**WORK TO COMPLETE**
Starting at the beginning of the records and ending at the line containing "- signal-analyzer-button[interactable]: Signal", reproduce those lines with "row-item" substituted for "list-item" and nothing else altered.

**ENTRIES SHOWN**
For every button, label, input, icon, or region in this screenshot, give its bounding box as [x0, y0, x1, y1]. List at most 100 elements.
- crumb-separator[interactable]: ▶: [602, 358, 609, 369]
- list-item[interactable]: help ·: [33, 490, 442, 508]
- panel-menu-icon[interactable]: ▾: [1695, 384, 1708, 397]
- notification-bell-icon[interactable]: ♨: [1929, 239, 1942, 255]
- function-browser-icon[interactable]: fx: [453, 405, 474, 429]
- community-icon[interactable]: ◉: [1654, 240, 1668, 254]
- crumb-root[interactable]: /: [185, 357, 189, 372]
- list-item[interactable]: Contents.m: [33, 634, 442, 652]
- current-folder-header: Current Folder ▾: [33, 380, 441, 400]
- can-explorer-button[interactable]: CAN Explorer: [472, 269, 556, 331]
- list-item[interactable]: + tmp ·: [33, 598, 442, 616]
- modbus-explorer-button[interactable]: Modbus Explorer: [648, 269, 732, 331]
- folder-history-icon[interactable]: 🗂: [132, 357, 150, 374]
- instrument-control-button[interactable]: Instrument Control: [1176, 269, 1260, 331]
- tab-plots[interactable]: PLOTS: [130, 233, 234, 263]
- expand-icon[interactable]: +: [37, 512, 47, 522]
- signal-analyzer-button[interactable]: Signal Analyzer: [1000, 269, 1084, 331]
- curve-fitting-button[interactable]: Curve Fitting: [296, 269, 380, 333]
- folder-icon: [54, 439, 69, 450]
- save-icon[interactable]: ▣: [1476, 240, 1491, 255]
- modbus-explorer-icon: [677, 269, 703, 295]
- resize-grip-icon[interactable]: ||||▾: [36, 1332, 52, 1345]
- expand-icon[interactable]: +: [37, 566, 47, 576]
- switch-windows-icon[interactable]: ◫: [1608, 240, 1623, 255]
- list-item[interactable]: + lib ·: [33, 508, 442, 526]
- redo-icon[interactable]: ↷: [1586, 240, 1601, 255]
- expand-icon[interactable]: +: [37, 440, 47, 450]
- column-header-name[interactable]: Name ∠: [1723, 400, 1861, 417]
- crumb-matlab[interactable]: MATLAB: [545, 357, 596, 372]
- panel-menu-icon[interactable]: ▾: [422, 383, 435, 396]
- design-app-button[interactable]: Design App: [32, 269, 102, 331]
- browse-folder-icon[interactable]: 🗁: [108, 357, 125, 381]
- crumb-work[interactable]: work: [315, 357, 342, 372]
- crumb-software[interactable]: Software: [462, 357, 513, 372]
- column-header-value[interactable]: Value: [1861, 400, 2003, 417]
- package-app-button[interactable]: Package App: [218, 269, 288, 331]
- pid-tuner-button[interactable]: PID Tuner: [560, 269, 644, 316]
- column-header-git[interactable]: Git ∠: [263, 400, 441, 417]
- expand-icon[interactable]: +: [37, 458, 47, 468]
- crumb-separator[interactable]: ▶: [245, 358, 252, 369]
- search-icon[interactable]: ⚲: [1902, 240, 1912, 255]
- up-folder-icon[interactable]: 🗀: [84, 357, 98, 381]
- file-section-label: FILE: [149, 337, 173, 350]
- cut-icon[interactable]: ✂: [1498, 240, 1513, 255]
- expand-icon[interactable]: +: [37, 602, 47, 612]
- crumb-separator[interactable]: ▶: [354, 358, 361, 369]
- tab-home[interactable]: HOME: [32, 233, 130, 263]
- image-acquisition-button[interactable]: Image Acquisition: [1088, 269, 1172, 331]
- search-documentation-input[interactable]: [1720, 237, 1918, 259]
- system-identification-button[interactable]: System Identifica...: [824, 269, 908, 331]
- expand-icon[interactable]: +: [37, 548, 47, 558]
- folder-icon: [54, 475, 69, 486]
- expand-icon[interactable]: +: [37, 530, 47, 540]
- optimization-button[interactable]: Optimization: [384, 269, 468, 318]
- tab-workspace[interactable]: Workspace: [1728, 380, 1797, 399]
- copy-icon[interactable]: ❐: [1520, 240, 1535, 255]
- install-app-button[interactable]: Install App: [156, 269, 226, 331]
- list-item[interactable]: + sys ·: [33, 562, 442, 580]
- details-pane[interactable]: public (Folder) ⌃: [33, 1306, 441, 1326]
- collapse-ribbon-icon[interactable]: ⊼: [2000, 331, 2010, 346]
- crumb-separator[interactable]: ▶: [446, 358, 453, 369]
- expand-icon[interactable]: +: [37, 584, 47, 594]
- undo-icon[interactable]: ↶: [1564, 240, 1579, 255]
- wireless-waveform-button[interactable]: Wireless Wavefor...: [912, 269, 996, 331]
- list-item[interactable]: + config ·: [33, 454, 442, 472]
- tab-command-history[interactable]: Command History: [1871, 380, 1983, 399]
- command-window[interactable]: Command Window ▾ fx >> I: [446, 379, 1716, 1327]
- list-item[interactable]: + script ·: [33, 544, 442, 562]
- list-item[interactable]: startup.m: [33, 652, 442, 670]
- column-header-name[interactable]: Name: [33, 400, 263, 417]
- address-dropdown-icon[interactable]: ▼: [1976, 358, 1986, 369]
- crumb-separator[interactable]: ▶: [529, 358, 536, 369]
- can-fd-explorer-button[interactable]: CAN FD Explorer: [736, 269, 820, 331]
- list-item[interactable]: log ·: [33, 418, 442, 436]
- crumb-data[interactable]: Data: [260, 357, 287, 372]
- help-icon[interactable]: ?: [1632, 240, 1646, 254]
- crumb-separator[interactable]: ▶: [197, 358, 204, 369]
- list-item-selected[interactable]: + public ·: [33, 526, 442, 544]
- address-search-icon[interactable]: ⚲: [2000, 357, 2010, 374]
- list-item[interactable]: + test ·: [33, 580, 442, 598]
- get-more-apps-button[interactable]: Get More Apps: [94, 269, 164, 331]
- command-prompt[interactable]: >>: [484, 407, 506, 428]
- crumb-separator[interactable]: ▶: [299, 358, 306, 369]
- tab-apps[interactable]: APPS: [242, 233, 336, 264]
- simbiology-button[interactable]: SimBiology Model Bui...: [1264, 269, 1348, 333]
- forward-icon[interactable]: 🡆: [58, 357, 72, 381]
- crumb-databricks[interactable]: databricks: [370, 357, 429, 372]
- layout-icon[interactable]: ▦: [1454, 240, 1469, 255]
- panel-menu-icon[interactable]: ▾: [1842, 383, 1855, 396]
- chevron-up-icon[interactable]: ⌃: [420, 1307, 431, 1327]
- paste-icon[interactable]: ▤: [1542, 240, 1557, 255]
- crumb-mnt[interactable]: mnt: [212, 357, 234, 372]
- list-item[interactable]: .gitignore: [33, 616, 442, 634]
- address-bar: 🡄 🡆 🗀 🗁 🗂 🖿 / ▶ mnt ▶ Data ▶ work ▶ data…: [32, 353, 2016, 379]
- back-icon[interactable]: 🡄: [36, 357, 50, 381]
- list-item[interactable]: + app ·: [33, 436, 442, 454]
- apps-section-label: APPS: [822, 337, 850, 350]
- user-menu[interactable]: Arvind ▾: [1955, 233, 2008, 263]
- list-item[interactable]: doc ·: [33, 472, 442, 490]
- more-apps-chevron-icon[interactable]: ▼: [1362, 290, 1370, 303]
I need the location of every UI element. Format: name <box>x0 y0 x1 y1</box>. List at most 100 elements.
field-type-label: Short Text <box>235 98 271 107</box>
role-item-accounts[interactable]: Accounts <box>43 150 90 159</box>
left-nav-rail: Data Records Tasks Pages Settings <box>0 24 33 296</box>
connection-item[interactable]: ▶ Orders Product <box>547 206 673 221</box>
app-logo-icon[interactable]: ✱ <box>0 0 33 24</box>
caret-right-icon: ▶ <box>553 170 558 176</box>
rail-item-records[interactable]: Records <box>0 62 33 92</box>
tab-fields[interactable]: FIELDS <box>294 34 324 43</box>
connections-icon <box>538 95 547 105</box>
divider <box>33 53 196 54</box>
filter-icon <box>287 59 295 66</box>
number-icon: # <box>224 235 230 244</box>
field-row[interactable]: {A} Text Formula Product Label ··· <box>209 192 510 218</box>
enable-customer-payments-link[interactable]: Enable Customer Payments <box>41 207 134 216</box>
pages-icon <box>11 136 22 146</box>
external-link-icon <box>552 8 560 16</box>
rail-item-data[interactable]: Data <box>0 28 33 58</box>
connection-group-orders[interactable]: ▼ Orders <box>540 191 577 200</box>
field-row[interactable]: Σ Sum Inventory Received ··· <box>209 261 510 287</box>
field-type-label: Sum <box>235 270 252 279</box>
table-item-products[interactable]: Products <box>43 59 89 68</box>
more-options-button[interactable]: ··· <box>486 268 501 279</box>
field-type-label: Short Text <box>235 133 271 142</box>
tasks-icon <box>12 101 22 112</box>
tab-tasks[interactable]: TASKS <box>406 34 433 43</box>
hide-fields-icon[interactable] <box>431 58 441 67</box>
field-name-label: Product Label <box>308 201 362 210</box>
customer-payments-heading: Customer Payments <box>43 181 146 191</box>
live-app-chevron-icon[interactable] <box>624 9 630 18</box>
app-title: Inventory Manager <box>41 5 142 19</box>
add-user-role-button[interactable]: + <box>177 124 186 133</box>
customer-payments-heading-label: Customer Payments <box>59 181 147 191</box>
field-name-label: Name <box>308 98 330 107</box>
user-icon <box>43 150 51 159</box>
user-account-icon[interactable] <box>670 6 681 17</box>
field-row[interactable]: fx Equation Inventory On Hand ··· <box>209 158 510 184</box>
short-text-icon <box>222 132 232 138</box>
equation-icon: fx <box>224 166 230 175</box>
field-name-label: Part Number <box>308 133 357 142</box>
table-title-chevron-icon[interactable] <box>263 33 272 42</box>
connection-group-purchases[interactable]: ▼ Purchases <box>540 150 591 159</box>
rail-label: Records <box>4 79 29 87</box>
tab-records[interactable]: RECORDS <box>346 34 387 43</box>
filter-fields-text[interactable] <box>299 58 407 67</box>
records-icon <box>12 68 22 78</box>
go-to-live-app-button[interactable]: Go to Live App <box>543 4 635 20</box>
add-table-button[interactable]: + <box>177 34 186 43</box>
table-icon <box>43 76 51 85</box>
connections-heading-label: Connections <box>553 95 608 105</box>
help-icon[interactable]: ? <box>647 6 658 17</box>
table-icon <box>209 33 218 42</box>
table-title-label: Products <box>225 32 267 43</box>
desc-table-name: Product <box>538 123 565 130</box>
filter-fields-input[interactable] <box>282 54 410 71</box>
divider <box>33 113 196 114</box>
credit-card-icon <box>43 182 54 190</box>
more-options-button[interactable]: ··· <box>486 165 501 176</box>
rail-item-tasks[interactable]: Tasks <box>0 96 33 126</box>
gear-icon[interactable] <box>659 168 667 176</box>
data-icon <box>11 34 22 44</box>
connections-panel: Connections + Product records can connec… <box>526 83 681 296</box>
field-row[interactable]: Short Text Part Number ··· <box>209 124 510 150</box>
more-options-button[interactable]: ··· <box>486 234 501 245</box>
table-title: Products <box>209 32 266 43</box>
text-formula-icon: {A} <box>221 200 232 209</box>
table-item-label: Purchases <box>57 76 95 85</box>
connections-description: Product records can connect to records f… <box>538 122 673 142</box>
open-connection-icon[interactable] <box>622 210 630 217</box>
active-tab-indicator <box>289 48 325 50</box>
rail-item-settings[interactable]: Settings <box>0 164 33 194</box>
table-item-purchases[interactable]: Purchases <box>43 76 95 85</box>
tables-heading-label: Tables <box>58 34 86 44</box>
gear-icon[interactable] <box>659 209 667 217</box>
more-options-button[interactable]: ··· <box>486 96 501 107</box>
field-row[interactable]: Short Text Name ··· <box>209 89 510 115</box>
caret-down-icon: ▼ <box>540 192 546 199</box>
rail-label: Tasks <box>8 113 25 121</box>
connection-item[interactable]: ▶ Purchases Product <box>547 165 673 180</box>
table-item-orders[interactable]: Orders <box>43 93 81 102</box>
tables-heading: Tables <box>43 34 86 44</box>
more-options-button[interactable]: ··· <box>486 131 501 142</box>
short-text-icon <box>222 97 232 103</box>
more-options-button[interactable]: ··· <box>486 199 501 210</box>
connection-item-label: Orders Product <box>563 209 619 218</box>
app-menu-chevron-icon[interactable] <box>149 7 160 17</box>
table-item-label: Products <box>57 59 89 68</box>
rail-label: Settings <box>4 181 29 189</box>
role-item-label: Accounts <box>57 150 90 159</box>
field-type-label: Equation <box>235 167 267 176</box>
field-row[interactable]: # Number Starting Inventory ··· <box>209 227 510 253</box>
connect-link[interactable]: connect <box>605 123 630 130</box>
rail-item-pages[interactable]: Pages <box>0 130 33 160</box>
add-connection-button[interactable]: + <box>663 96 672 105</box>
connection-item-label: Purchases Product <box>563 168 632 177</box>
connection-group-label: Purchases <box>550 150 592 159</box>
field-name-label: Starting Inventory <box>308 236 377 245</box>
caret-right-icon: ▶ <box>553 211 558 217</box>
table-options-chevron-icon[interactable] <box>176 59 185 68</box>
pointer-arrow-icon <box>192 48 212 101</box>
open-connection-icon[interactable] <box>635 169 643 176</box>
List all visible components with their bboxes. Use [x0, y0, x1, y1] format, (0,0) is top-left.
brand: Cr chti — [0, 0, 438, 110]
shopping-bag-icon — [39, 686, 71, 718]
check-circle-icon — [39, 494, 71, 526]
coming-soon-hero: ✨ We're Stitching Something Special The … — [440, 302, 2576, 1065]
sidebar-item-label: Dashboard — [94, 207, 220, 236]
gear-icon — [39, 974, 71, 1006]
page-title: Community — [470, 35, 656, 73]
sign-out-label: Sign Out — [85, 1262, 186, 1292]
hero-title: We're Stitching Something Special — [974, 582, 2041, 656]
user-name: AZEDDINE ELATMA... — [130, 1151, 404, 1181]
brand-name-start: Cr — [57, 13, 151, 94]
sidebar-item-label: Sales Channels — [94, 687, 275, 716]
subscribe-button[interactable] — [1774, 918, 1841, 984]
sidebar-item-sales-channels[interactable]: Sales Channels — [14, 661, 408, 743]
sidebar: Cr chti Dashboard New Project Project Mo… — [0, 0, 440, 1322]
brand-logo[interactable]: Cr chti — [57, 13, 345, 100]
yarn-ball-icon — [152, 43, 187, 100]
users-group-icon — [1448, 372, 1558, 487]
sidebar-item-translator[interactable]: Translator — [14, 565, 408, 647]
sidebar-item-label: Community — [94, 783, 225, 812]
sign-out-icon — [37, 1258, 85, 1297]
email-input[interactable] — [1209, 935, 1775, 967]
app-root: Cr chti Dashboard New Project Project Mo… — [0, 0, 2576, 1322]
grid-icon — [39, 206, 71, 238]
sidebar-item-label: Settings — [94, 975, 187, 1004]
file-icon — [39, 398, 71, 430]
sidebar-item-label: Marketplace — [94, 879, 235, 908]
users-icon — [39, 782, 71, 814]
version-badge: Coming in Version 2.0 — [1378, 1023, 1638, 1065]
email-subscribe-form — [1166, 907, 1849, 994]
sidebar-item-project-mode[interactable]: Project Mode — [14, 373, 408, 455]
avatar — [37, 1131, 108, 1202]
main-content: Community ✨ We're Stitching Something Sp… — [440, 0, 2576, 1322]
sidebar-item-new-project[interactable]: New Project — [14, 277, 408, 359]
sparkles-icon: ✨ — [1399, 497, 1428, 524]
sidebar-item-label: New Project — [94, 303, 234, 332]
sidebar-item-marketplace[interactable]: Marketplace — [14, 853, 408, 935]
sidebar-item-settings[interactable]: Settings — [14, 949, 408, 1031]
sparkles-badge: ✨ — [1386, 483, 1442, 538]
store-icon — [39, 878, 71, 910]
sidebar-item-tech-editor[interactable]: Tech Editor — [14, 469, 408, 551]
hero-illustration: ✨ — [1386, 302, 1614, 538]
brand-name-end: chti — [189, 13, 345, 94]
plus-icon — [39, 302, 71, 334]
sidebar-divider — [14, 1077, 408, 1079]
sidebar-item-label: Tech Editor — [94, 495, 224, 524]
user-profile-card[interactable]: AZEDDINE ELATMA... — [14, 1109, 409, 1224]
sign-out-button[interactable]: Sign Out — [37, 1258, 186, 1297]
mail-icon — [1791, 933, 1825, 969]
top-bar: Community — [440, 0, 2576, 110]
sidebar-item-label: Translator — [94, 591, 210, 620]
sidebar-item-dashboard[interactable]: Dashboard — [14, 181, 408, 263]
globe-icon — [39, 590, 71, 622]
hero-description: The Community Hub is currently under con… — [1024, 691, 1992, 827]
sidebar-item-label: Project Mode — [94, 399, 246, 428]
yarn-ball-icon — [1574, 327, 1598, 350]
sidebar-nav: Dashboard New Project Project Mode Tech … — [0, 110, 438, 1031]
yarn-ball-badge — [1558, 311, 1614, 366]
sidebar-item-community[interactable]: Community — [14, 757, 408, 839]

**WRITTEN SOLUTION**
For every button, label, input, icon, or region in this screenshot, give its bounding box as [x0, y0, x1, y1]. List at most 100 elements.
- crumb-separator[interactable]: ▶: [602, 358, 609, 369]
- row-item[interactable]: help ·: [33, 490, 442, 508]
- panel-menu-icon[interactable]: ▾: [1695, 384, 1708, 397]
- notification-bell-icon[interactable]: ♨: [1929, 239, 1942, 255]
- function-browser-icon[interactable]: fx: [453, 405, 474, 429]
- community-icon[interactable]: ◉: [1654, 240, 1668, 254]
- crumb-root[interactable]: /: [185, 357, 189, 372]
- row-item[interactable]: Contents.m: [33, 634, 442, 652]
- current-folder-header: Current Folder ▾: [33, 380, 441, 400]
- can-explorer-button[interactable]: CAN Explorer: [472, 269, 556, 331]
- row-item[interactable]: + tmp ·: [33, 598, 442, 616]
- modbus-explorer-button[interactable]: Modbus Explorer: [648, 269, 732, 331]
- folder-history-icon[interactable]: 🗂: [132, 357, 150, 374]
- instrument-control-button[interactable]: Instrument Control: [1176, 269, 1260, 331]
- tab-plots[interactable]: PLOTS: [130, 233, 234, 263]
- expand-icon[interactable]: +: [37, 512, 47, 522]
- signal-analyzer-button[interactable]: Signal Analyzer: [1000, 269, 1084, 331]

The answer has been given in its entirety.